BEGIN Exercise input

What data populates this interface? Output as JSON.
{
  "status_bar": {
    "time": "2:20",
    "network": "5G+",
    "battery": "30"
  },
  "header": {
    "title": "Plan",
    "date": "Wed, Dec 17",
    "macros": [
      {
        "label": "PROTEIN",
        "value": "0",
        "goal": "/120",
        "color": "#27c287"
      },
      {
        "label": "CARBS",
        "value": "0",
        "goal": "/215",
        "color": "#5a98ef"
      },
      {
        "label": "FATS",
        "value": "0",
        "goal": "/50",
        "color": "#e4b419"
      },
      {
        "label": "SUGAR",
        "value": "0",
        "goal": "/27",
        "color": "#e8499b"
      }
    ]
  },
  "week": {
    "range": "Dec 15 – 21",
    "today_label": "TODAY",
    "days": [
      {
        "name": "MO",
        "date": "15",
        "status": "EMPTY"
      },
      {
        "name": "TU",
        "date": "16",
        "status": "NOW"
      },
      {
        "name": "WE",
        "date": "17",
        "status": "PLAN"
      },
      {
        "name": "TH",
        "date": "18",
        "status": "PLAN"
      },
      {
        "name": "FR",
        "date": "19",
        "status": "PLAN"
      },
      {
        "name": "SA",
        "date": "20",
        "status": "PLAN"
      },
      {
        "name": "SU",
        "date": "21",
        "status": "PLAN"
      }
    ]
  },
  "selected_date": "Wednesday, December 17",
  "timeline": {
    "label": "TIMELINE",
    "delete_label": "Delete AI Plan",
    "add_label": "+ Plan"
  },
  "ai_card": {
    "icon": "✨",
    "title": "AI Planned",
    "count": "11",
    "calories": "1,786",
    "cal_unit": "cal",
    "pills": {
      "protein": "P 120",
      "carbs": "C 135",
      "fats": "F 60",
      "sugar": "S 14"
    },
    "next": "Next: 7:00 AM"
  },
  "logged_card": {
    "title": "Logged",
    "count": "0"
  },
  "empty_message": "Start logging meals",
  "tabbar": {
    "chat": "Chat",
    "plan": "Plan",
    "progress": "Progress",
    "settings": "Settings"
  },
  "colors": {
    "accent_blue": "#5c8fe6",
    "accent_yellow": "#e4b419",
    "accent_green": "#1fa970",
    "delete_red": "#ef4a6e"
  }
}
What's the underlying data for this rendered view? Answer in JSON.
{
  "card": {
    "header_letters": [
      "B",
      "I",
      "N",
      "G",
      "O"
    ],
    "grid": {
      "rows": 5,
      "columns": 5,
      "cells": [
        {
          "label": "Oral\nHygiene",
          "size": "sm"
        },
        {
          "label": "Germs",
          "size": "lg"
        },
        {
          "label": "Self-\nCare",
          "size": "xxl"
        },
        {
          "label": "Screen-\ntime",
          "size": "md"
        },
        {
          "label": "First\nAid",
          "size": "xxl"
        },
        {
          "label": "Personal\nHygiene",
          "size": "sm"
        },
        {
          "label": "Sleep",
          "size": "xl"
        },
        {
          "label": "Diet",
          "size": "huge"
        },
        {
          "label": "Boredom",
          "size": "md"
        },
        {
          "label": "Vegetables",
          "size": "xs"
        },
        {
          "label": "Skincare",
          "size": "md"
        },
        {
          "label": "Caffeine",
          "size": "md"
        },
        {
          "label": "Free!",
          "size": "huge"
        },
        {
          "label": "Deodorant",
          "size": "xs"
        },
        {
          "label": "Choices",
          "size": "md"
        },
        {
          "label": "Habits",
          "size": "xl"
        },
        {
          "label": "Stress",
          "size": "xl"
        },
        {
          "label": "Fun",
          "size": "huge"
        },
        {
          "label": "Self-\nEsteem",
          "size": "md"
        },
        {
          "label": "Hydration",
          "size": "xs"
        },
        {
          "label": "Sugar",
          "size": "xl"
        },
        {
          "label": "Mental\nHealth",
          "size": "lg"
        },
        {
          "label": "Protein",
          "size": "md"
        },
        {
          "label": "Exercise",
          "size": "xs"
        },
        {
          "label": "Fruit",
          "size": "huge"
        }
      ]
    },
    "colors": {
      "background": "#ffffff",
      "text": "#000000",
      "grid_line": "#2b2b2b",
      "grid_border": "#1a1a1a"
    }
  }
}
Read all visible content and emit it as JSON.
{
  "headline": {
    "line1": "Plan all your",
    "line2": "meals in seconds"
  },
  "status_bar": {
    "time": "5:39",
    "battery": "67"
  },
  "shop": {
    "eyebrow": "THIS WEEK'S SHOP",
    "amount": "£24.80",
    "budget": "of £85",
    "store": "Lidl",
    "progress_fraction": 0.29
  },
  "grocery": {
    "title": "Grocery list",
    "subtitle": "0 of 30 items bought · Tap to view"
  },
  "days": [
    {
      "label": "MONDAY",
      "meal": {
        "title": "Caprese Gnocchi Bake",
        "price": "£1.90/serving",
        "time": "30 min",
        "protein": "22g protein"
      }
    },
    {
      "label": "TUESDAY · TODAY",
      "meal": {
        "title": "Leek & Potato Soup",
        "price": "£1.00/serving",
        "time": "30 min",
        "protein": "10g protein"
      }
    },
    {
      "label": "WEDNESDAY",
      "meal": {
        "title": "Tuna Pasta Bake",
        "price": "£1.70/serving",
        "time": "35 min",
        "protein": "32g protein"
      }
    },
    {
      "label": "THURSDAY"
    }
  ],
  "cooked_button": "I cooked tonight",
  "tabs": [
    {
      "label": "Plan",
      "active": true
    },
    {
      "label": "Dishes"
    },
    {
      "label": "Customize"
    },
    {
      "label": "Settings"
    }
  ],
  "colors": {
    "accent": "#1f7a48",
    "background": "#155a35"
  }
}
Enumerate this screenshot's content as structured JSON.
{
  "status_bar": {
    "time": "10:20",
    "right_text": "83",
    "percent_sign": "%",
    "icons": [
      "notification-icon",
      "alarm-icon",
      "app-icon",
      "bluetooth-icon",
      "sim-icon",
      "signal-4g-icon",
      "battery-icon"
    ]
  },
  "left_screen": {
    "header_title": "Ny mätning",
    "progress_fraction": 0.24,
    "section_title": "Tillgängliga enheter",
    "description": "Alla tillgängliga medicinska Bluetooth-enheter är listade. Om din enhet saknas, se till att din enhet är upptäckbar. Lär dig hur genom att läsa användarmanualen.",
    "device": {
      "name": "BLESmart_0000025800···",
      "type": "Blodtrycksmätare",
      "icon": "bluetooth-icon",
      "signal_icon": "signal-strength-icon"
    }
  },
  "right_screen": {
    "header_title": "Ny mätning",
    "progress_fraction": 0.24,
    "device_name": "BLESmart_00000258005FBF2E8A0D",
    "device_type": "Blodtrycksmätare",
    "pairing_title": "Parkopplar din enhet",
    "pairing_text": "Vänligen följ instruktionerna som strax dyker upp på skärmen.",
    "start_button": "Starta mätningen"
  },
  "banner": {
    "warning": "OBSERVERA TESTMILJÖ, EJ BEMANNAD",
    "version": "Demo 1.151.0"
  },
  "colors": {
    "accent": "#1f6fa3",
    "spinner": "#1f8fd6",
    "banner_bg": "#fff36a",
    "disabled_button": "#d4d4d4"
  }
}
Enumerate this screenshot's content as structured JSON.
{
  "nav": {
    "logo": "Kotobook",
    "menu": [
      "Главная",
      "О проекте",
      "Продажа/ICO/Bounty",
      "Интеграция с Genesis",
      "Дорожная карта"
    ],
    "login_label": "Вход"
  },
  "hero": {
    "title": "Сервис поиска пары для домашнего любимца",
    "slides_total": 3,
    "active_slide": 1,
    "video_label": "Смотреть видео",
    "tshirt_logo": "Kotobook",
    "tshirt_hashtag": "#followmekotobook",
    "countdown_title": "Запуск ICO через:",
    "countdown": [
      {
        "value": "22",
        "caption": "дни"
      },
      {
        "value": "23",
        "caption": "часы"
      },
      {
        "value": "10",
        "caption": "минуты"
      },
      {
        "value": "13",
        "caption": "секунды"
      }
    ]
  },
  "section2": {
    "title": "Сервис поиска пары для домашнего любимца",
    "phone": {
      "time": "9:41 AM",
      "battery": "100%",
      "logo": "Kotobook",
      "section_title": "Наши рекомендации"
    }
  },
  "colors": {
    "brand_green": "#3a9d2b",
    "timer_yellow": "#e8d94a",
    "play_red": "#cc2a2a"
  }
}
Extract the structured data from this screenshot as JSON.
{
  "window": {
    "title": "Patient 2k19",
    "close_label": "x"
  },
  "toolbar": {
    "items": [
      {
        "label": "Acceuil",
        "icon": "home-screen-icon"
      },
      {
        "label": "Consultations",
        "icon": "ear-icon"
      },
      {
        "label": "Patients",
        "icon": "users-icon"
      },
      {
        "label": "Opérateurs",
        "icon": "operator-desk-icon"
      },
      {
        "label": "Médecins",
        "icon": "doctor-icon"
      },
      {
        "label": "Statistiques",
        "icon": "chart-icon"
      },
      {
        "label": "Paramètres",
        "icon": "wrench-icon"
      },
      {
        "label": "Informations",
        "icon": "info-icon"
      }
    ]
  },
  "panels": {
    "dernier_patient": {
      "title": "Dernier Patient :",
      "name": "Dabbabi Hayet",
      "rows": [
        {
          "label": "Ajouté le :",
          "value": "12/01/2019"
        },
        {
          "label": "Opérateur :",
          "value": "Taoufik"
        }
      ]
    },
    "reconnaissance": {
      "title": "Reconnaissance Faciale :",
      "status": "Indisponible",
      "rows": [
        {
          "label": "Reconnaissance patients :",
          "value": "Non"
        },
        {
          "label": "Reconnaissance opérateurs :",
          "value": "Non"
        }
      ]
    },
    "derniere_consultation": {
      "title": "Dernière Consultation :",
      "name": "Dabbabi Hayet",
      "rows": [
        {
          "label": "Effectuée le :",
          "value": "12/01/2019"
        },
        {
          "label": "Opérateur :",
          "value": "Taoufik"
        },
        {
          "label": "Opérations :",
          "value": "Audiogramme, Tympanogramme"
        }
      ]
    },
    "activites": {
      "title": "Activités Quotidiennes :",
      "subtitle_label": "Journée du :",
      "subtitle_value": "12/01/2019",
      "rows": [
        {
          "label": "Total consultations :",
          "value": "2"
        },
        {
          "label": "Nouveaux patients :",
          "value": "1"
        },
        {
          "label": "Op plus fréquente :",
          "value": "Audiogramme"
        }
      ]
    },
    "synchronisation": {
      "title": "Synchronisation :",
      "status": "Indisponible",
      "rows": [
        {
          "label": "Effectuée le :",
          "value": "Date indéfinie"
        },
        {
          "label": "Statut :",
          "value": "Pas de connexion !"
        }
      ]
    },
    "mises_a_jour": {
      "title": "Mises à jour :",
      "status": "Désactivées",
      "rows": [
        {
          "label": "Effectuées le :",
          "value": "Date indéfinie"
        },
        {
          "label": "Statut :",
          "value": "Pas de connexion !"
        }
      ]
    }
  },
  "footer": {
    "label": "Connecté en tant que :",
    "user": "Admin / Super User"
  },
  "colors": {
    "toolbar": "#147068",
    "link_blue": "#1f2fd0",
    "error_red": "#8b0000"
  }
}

END Exercise input

- Instructions for the task -
Using the records above, gather all lines where the string "nHygiene" is present.

- Solution to this problem -
          "label": "Oral\nHygiene",
          "label": "Personal\nHygiene",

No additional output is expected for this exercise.